Problem statement
Copy the lines that follow, keeping every character the same.
+--
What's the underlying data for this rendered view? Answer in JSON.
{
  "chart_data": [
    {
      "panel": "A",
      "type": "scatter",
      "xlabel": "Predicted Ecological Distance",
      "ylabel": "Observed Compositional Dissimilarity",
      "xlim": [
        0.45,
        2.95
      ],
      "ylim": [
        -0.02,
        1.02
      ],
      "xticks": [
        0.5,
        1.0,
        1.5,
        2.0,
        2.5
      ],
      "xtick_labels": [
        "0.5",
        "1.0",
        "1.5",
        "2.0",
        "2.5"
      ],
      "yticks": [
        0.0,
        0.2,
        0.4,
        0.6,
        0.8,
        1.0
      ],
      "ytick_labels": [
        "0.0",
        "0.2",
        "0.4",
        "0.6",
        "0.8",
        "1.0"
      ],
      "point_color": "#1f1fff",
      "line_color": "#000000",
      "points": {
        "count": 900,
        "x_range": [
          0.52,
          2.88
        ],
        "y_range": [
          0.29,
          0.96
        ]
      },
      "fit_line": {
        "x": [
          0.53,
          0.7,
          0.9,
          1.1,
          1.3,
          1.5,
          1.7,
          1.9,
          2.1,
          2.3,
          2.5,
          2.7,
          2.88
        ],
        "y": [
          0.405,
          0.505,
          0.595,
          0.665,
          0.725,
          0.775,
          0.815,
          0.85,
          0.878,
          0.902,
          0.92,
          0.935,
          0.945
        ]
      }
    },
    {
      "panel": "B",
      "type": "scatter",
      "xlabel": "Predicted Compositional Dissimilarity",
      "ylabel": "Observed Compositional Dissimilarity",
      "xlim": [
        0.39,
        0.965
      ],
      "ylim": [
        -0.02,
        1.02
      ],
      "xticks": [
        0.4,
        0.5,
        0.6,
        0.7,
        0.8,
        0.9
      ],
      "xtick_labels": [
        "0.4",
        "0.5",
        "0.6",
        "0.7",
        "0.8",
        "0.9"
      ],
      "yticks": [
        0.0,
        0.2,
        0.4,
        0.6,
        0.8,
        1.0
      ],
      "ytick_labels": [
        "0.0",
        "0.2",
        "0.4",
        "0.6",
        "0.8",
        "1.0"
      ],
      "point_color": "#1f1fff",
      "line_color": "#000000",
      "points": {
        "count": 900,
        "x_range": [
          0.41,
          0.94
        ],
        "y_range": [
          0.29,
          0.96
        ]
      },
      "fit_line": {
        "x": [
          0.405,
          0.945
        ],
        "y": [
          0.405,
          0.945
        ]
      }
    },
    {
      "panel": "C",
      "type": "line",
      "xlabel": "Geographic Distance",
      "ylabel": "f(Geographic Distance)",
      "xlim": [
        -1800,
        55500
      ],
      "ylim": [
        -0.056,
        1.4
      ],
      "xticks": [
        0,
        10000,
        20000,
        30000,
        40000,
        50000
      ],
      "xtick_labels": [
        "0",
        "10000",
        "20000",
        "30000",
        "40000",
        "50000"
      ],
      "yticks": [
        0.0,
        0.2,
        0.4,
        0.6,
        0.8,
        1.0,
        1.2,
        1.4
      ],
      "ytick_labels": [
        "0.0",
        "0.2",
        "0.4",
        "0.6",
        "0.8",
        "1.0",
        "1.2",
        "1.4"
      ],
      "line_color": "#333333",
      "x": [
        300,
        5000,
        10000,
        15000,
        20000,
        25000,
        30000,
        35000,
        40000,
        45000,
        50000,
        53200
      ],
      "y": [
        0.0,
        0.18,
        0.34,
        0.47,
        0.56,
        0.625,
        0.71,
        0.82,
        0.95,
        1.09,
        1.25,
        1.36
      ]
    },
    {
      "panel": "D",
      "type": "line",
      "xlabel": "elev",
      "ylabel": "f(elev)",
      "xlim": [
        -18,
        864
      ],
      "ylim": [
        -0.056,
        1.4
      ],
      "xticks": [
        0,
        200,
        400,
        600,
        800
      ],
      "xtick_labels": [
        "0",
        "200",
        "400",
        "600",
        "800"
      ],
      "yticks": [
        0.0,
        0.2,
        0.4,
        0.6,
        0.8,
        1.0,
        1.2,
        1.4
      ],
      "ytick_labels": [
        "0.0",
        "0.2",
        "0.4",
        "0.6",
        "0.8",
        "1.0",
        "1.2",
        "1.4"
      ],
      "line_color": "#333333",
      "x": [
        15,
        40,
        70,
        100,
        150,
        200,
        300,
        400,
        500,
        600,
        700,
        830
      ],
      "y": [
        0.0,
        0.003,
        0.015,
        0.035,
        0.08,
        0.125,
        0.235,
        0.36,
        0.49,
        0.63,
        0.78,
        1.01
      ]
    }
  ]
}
+--
Solution to this problem
What's the underlying data for this rendered view? Answer in JSON.
{
  "chart_data": [
    {
      "panel": "A",
      "type": "scatter",
      "xlabel": "Predicted Ecological Distance",
      "ylabel": "Observed Compositional Dissimilarity",
      "xlim": [
        0.45,
        2.95
      ],
      "ylim": [
        -0.02,
        1.02
      ],
      "xticks": [
        0.5,
        1.0,
        1.5,
        2.0,
        2.5
      ],
      "xtick_labels": [
        "0.5",
        "1.0",
        "1.5",
        "2.0",
        "2.5"
      ],
      "yticks": [
        0.0,
        0.2,
        0.4,
        0.6,
        0.8,
        1.0
      ],
      "ytick_labels": [
        "0.0",
        "0.2",
        "0.4",
        "0.6",
        "0.8",
        "1.0"
      ],
      "point_color": "#1f1fff",
      "line_color": "#000000",
      "points": {
        "count": 900,
        "x_range": [
          0.52,
          2.88
        ],
        "y_range": [
          0.29,
          0.96
        ]
      },
      "fit_line": {
        "x": [
          0.53,
          0.7,
          0.9,
          1.1,
          1.3,
          1.5,
          1.7,
          1.9,
          2.1,
          2.3,
          2.5,
          2.7,
          2.88
        ],
        "y": [
          0.405,
          0.505,
          0.595,
          0.665,
          0.725,
          0.775,
          0.815,
          0.85,
          0.878,
          0.902,
          0.92,
          0.935,
          0.945
        ]
      }
    },
    {
      "panel": "B",
      "type": "scatter",
      "xlabel": "Predicted Compositional Dissimilarity",
      "ylabel": "Observed Compositional Dissimilarity",
      "xlim": [
        0.39,
        0.965
      ],
      "ylim": [
        -0.02,
        1.02
      ],
      "xticks": [
        0.4,
        0.5,
        0.6,
        0.7,
        0.8,
        0.9
      ],
      "xtick_labels": [
        "0.4",
        "0.5",
        "0.6",
        "0.7",
        "0.8",
        "0.9"
      ],
      "yticks": [
        0.0,
        0.2,
        0.4,
        0.6,
        0.8,
        1.0
      ],
      "ytick_labels": [
        "0.0",
        "0.2",
        "0.4",
        "0.6",
        "0.8",
        "1.0"
      ],
      "point_color": "#1f1fff",
      "line_color": "#000000",
      "points": {
        "count": 900,
        "x_range": [
          0.41,
          0.94
        ],
        "y_range": [
          0.29,
          0.96
        ]
      },
      "fit_line": {
        "x": [
          0.405,
          0.945
        ],
        "y": [
          0.405,
          0.945
        ]
      }
    },
    {
      "panel": "C",
      "type": "line",
      "xlabel": "Geographic Distance",
      "ylabel": "f(Geographic Distance)",
      "xlim": [
        -1800,
        55500
      ],
      "ylim": [
        -0.056,
        1.4
      ],
      "xticks": [
        0,
        10000,
        20000,
        30000,
        40000,
        50000
      ],
      "xtick_labels": [
        "0",
        "10000",
        "20000",
        "30000",
        "40000",
        "50000"
      ],
      "yticks": [
        0.0,
        0.2,
        0.4,
        0.6,
        0.8,
        1.0,
        1.2,
        1.4
      ],
      "ytick_labels": [
        "0.0",
        "0.2",
        "0.4",
        "0.6",
        "0.8",
        "1.0",
        "1.2",
        "1.4"
      ],
      "line_color": "#333333",
      "x": [
        300,
        5000,
        10000,
        15000,
        20000,
        25000,
        30000,
        35000,
        40000,
        45000,
        50000,
        53200
      ],
      "y": [
        0.0,
        0.18,
        0.34,
        0.47,
        0.56,
        0.625,
        0.71,
        0.82,
        0.95,
        1.09,
        1.25,
        1.36
      ]
    },
    {
      "panel": "D",
      "type": "line",
      "xlabel": "elev",
      "ylabel": "f(elev)",
      "xlim": [
        -18,
        864
      ],
      "ylim": [
        -0.056,
        1.4
      ],
      "xticks": [
        0,
        200,
        400,
        600,
        800
      ],
      "xtick_labels": [
        "0",
        "200",
        "400",
        "600",
        "800"
      ],
      "yticks": [
        0.0,
        0.2,
        0.4,
        0.6,
        0.8,
        1.0,
        1.2,
        1.4
      ],
      "ytick_labels": [
        "0.0",
        "0.2",
        "0.4",
        "0.6",
        "0.8",
        "1.0",
        "1.2",
        "1.4"
      ],
      "line_color": "#333333",
      "x": [
        15,
        40,
        70,
        100,
        150,
        200,
        300,
        400,
        500,
        600,
        700,
        830
      ],
      "y": [
        0.0,
        0.003,
        0.015,
        0.035,
        0.08,
        0.125,
        0.235,
        0.36,
        0.49,
        0.63,
        0.78,
        1.01
      ]
    }
  ]
}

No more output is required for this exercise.